--- Task details ---
Output every line below exactly.

--- Material to process ---
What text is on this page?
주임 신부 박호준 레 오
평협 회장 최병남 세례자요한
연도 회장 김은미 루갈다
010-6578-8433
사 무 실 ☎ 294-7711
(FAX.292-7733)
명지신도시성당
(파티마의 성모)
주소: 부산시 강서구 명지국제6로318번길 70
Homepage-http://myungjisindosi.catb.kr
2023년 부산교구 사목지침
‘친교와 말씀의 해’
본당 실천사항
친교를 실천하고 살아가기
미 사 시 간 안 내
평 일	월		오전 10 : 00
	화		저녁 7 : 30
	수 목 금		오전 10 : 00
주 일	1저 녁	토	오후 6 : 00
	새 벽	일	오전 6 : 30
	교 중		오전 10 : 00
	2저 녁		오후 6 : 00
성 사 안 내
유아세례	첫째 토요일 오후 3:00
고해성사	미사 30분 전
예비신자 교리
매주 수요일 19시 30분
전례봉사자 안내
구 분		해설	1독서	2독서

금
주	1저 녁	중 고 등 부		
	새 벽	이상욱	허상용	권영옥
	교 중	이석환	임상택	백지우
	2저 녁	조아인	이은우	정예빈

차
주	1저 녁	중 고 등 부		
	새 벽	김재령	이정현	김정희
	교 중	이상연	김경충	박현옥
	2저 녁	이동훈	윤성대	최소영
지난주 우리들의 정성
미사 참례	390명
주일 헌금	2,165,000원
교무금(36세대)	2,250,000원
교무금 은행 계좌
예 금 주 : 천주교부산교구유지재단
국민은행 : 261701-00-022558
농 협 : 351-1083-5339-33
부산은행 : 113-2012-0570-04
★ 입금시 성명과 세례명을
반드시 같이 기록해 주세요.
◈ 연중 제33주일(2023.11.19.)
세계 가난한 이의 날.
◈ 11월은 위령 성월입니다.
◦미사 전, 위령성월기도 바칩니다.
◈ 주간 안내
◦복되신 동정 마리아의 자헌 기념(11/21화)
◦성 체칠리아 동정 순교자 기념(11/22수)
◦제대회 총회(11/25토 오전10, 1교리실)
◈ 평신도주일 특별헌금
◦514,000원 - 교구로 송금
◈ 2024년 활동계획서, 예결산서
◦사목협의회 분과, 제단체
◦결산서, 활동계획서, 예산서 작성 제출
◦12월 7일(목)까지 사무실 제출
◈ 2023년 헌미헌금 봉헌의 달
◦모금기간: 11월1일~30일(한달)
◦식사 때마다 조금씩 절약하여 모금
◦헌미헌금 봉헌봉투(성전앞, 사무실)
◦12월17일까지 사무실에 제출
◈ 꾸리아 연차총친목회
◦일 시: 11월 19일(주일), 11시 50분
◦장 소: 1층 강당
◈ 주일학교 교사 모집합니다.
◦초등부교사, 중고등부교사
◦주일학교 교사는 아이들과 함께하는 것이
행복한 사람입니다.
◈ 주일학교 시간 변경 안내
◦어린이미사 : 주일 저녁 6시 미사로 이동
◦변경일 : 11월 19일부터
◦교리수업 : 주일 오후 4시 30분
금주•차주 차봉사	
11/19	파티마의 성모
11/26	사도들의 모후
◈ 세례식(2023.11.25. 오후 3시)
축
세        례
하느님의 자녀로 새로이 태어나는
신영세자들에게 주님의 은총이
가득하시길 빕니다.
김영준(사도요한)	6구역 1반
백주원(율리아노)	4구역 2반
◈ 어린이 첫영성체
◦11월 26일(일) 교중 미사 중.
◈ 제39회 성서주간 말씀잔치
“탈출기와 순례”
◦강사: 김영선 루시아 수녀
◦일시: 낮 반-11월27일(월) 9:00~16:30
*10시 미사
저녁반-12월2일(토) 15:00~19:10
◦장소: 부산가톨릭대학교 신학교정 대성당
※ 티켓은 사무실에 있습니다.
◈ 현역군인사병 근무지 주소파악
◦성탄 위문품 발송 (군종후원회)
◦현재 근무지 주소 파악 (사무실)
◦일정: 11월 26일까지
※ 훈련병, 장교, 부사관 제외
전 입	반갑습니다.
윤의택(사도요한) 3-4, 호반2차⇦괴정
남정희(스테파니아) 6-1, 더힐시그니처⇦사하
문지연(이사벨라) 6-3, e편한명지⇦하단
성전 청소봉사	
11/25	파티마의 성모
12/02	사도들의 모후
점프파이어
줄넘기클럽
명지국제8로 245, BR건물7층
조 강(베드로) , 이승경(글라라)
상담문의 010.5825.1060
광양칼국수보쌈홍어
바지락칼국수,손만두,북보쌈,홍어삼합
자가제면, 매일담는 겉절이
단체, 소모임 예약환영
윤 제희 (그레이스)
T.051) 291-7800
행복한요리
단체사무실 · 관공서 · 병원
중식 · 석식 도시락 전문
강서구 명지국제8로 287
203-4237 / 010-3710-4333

--- Solution ---
What text is on this page?
주임 신부 박호준 레 오
평협 회장 최병남 세례자요한
연도 회장 김은미 루갈다
010-6578-8433
사 무 실 ☎ 294-7711
(FAX.292-7733)
명지신도시성당
(파티마의 성모)
주소: 부산시 강서구 명지국제6로318번길 70
Homepage-http://myungjisindosi.catb.kr
2023년 부산교구 사목지침
‘친교와 말씀의 해’
본당 실천사항
친교를 실천하고 살아가기
미 사 시 간 안 내
평 일	월		오전 10 : 00
	화		저녁 7 : 30
	수 목 금		오전 10 : 00
주 일	1저 녁	토	오후 6 : 00
	새 벽	일	오전 6 : 30
	교 중		오전 10 : 00
	2저 녁		오후 6 : 00
성 사 안 내
유아세례	첫째 토요일 오후 3:00
고해성사	미사 30분 전
예비신자 교리
매주 수요일 19시 30분
전례봉사자 안내
구 분		해설	1독서	2독서

금
주	1저 녁	중 고 등 부		
	새 벽	이상욱	허상용	권영옥
	교 중	이석환	임상택	백지우
	2저 녁	조아인	이은우	정예빈

차
주	1저 녁	중 고 등 부		
	새 벽	김재령	이정현	김정희
	교 중	이상연	김경충	박현옥
	2저 녁	이동훈	윤성대	최소영
지난주 우리들의 정성
미사 참례	390명
주일 헌금	2,165,000원
교무금(36세대)	2,250,000원
교무금 은행 계좌
예 금 주 : 천주교부산교구유지재단
국민은행 : 261701-00-022558
농 협 : 351-1083-5339-33
부산은행 : 113-2012-0570-04
★ 입금시 성명과 세례명을
반드시 같이 기록해 주세요.
◈ 연중 제33주일(2023.11.19.)
세계 가난한 이의 날.
◈ 11월은 위령 성월입니다.
◦미사 전, 위령성월기도 바칩니다.
◈ 주간 안내
◦복되신 동정 마리아의 자헌 기념(11/21화)
◦성 체칠리아 동정 순교자 기념(11/22수)
◦제대회 총회(11/25토 오전10, 1교리실)
◈ 평신도주일 특별헌금
◦514,000원 - 교구로 송금
◈ 2024년 활동계획서, 예결산서
◦사목협의회 분과, 제단체
◦결산서, 활동계획서, 예산서 작성 제출
◦12월 7일(목)까지 사무실 제출
◈ 2023년 헌미헌금 봉헌의 달
◦모금기간: 11월1일~30일(한달)
◦식사 때마다 조금씩 절약하여 모금
◦헌미헌금 봉헌봉투(성전앞, 사무실)
◦12월17일까지 사무실에 제출
◈ 꾸리아 연차총친목회
◦일 시: 11월 19일(주일), 11시 50분
◦장 소: 1층 강당
◈ 주일학교 교사 모집합니다.
◦초등부교사, 중고등부교사
◦주일학교 교사는 아이들과 함께하는 것이
행복한 사람입니다.
◈ 주일학교 시간 변경 안내
◦어린이미사 : 주일 저녁 6시 미사로 이동
◦변경일 : 11월 19일부터
◦교리수업 : 주일 오후 4시 30분
금주•차주 차봉사	
11/19	파티마의 성모
11/26	사도들의 모후
◈ 세례식(2023.11.25. 오후 3시)
축
세        례
하느님의 자녀로 새로이 태어나는
신영세자들에게 주님의 은총이
가득하시길 빕니다.
김영준(사도요한)	6구역 1반
백주원(율리아노)	4구역 2반
◈ 어린이 첫영성체
◦11월 26일(일) 교중 미사 중.
◈ 제39회 성서주간 말씀잔치
“탈출기와 순례”
◦강사: 김영선 루시아 수녀
◦일시: 낮 반-11월27일(월) 9:00~16:30
*10시 미사
저녁반-12월2일(토) 15:00~19:10
◦장소: 부산가톨릭대학교 신학교정 대성당
※ 티켓은 사무실에 있습니다.
◈ 현역군인사병 근무지 주소파악
◦성탄 위문품 발송 (군종후원회)
◦현재 근무지 주소 파악 (사무실)
◦일정: 11월 26일까지
※ 훈련병, 장교, 부사관 제외
전 입	반갑습니다.
윤의택(사도요한) 3-4, 호반2차⇦괴정
남정희(스테파니아) 6-1, 더힐시그니처⇦사하
문지연(이사벨라) 6-3, e편한명지⇦하단
성전 청소봉사	
11/25	파티마의 성모
12/02	사도들의 모후
점프파이어
줄넘기클럽
명지국제8로 245, BR건물7층
조 강(베드로) , 이승경(글라라)
상담문의 010.5825.1060
광양칼국수보쌈홍어
바지락칼국수,손만두,북보쌈,홍어삼합
자가제면, 매일담는 겉절이
단체, 소모임 예약환영
윤 제희 (그레이스)
T.051) 291-7800
행복한요리
단체사무실 · 관공서 · 병원
중식 · 석식 도시락 전문
강서구 명지국제8로 287
203-4237 / 010-3710-4333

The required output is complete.